__To do__
Repeat, line for line, the entries printed below.

__Stored records__
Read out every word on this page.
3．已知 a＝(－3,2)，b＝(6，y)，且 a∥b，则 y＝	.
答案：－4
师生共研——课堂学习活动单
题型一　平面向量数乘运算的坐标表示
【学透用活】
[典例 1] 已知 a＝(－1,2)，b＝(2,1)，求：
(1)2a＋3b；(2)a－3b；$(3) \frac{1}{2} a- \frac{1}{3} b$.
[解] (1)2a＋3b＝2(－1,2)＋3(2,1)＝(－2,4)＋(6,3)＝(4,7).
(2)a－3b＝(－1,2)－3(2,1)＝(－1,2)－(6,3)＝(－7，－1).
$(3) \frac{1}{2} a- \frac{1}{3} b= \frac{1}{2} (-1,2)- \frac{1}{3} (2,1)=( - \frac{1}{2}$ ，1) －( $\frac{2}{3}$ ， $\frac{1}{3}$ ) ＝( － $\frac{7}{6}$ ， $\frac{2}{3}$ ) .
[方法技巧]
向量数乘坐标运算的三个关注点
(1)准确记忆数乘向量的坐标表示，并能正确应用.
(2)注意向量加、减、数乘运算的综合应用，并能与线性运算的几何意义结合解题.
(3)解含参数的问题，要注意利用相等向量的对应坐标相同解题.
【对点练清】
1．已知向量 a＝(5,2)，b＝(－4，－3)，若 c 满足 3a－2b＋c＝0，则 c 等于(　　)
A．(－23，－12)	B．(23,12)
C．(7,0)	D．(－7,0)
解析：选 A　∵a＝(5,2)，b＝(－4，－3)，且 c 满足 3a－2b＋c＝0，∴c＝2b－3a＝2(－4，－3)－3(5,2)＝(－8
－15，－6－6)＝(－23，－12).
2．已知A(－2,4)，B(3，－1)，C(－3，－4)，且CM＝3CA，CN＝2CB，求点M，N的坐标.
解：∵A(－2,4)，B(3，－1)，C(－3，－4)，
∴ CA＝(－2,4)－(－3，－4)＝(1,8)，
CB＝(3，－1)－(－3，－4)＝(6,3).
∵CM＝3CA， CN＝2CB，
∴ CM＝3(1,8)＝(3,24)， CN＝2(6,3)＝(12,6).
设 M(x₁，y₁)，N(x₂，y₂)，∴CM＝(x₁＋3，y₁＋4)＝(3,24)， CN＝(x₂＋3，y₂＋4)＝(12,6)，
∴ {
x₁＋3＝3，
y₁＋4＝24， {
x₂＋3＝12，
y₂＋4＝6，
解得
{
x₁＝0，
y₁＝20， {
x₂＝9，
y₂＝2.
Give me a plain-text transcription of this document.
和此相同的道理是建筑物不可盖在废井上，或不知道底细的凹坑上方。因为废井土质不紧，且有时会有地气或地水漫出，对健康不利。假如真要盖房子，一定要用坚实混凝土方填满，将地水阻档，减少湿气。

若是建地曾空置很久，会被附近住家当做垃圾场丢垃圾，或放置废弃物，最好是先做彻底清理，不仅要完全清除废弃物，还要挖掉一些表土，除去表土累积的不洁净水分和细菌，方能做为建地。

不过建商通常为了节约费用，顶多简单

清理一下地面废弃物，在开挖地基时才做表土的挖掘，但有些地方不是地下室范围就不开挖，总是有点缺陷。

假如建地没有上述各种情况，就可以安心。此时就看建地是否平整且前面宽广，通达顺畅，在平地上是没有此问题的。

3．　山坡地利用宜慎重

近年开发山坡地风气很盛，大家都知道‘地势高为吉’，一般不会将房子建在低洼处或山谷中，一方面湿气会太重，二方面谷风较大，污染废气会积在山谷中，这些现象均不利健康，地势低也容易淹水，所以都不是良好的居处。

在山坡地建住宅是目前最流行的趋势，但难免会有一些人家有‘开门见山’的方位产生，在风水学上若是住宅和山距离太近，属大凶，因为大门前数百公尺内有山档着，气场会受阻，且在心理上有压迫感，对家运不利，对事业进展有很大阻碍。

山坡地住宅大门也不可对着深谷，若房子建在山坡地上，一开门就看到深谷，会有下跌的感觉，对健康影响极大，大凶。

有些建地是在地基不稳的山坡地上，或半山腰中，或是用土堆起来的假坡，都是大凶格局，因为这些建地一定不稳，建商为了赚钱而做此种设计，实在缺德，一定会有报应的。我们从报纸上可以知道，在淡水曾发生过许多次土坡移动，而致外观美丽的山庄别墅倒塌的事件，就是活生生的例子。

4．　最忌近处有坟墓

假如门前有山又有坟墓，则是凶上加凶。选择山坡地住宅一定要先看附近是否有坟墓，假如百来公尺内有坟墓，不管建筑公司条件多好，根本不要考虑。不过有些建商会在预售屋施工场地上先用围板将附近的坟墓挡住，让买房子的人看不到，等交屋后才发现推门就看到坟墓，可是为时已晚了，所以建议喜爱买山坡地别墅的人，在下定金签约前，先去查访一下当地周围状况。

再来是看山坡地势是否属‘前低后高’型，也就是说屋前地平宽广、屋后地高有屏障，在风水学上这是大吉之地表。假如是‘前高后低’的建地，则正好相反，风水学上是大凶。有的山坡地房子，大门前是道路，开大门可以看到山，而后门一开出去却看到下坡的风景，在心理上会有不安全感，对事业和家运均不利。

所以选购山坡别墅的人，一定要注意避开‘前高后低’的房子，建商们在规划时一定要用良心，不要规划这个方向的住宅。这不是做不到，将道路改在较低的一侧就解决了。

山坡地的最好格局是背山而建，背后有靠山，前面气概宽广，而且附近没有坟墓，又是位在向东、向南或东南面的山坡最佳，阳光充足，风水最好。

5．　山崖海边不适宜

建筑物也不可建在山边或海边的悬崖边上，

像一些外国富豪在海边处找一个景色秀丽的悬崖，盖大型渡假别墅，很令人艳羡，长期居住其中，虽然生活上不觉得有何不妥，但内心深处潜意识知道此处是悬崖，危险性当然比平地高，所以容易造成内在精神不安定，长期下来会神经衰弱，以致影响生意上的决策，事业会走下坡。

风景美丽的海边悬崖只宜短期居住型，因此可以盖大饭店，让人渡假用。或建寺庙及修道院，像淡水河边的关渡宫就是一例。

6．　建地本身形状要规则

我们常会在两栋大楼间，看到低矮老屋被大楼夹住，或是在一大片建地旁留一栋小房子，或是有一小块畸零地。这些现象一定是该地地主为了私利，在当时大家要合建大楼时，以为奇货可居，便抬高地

__Answer in full__
Read out every word on this page.
3．已知 a＝(－3,2)，b＝(6，y)，且 a∥b，则 y＝	.
答案：－4
师生共研——课堂学习活动单
题型一　平面向量数乘运算的坐标表示
【学透用活】
[典例 1] 已知 a＝(－1,2)，b＝(2,1)，求：
(1)2a＋3b；(2)a－3b；$(3) \frac{1}{2} a- \frac{1}{3} b$.
[解] (1)2a＋3b＝2(－1,2)＋3(2,1)＝(－2,4)＋(6,3)＝(4,7).
(2)a－3b＝(－1,2)－3(2,1)＝(－1,2)－(6,3)＝(－7，－1).
$(3) \frac{1}{2} a- \frac{1}{3} b= \frac{1}{2} (-1,2)- \frac{1}{3} (2,1)=( - \frac{1}{2}$ ，1) －( $\frac{2}{3}$ ， $\frac{1}{3}$ ) ＝( － $\frac{7}{6}$ ， $\frac{2}{3}$ ) .
[方法技巧]
向量数乘坐标运算的三个关注点
(1)准确记忆数乘向量的坐标表示，并能正确应用.
(2)注意向量加、减、数乘运算的综合应用，并能与线性运算的几何意义结合解题.
(3)解含参数的问题，要注意利用相等向量的对应坐标相同解题.
【对点练清】
1．已知向量 a＝(5,2)，b＝(－4，－3)，若 c 满足 3a－2b＋c＝0，则 c 等于(　　)
A．(－23，－12)	B．(23,12)
C．(7,0)	D．(－7,0)
解析：选 A　∵a＝(5,2)，b＝(－4，－3)，且 c 满足 3a－2b＋c＝0，∴c＝2b－3a＝2(－4，－3)－3(5,2)＝(－8
－15，－6－6)＝(－23，－12).
2．已知A(－2,4)，B(3，－1)，C(－3，－4)，且CM＝3CA，CN＝2CB，求点M，N的坐标.
解：∵A(－2,4)，B(3，－1)，C(－3，－4)，
∴ CA＝(－2,4)－(－3，－4)＝(1,8)，
CB＝(3，－1)－(－3，－4)＝(6,3).
∵CM＝3CA， CN＝2CB，
∴ CM＝3(1,8)＝(3,24)， CN＝2(6,3)＝(12,6).
设 M(x₁，y₁)，N(x₂，y₂)，∴CM＝(x₁＋3，y₁＋4)＝(3,24)， CN＝(x₂＋3，y₂＋4)＝(12,6)，
∴ {
x₁＋3＝3，
y₁＋4＝24， {
x₂＋3＝12，
y₂＋4＝6，
解得
{
x₁＝0，
y₁＝20， {
x₂＝9，
y₂＝2.
Give me a plain-text transcription of this document.
和此相同的道理是建筑物不可盖在废井上，或不知道底细的凹坑上方。因为废井土质不紧，且有时会有地气或地水漫出，对健康不利。假如真要盖房子，一定要用坚实混凝土方填满，将地水阻档，减少湿气。

若是建地曾空置很久，会被附近住家当做垃圾场丢垃圾，或放置废弃物，最好是先做彻底清理，不仅要完全清除废弃物，还要挖掉一些表土，除去表土累积的不洁净水分和细菌，方能做为建地。

不过建商通常为了节约费用，顶多简单

清理一下地面废弃物，在开挖地基时才做表土的挖掘，但有些地方不是地下室范围就不开挖，总是有点缺陷。

假如建地没有上述各种情况，就可以安心。此时就看建地是否平整且前面宽广，通达顺畅，在平地上是没有此问题的。

3．　山坡地利用宜慎重

近年开发山坡地风气很盛，大家都知道‘地势高为吉’，一般不会将房子建在低洼处或山谷中，一方面湿气会太重，二方面谷风较大，污染废气会积在山谷中，这些现象均不利健康，地势低也容易淹水，所以都不是良好的居处。

在山坡地建住宅是目前最流行的趋势，但难免会有一些人家有‘开门见山’的方位产生，在风水学上若是住宅和山距离太近，属大凶，因为大门前数百公尺内有山档着，气场会受阻，且在心理上有压迫感，对家运不利，对事业进展有很大阻碍。

山坡地住宅大门也不可对着深谷，若房子建在山坡地上，一开门就看到深谷，会有下跌的感觉，对健康影响极大，大凶。

有些建地是在地基不稳的山坡地上，或半山腰中，或是用土堆起来的假坡，都是大凶格局，因为这些建地一定不稳，建商为了赚钱而做此种设计，实在缺德，一定会有报应的。我们从报纸上可以知道，在淡水曾发生过许多次土坡移动，而致外观美丽的山庄别墅倒塌的事件，就是活生生的例子。

4．　最忌近处有坟墓

假如门前有山又有坟墓，则是凶上加凶。选择山坡地住宅一定要先看附近是否有坟墓，假如百来公尺内有坟墓，不管建筑公司条件多好，根本不要考虑。不过有些建商会在预售屋施工场地上先用围板将附近的坟墓挡住，让买房子的人看不到，等交屋后才发现推门就看到坟墓，可是为时已晚了，所以建议喜爱买山坡地别墅的人，在下定金签约前，先去查访一下当地周围状况。

再来是看山坡地势是否属‘前低后高’型，也就是说屋前地平宽广、屋后地高有屏障，在风水学上这是大吉之地表。假如是‘前高后低’的建地，则正好相反，风水学上是大凶。有的山坡地房子，大门前是道路，开大门可以看到山，而后门一开出去却看到下坡的风景，在心理上会有不安全感，对事业和家运均不利。

所以选购山坡别墅的人，一定要注意避开‘前高后低’的房子，建商们在规划时一定要用良心，不要规划这个方向的住宅。这不是做不到，将道路改在较低的一侧就解决了。

山坡地的最好格局是背山而建，背后有靠山，前面气概宽广，而且附近没有坟墓，又是位在向东、向南或东南面的山坡最佳，阳光充足，风水最好。

5．　山崖海边不适宜

建筑物也不可建在山边或海边的悬崖边上，

像一些外国富豪在海边处找一个景色秀丽的悬崖，盖大型渡假别墅，很令人艳羡，长期居住其中，虽然生活上不觉得有何不妥，但内心深处潜意识知道此处是悬崖，危险性当然比平地高，所以容易造成内在精神不安定，长期下来会神经衰弱，以致影响生意上的决策，事业会走下坡。

风景美丽的海边悬崖只宜短期居住型，因此可以盖大饭店，让人渡假用。或建寺庙及修道院，像淡水河边的关渡宫就是一例。

6．　建地本身形状要规则

我们常会在两栋大楼间，看到低矮老屋被大楼夹住，或是在一大片建地旁留一栋小房子，或是有一小块畸零地。这些现象一定是该地地主为了私利，在当时大家要合建大楼时，以为奇货可居，便抬高地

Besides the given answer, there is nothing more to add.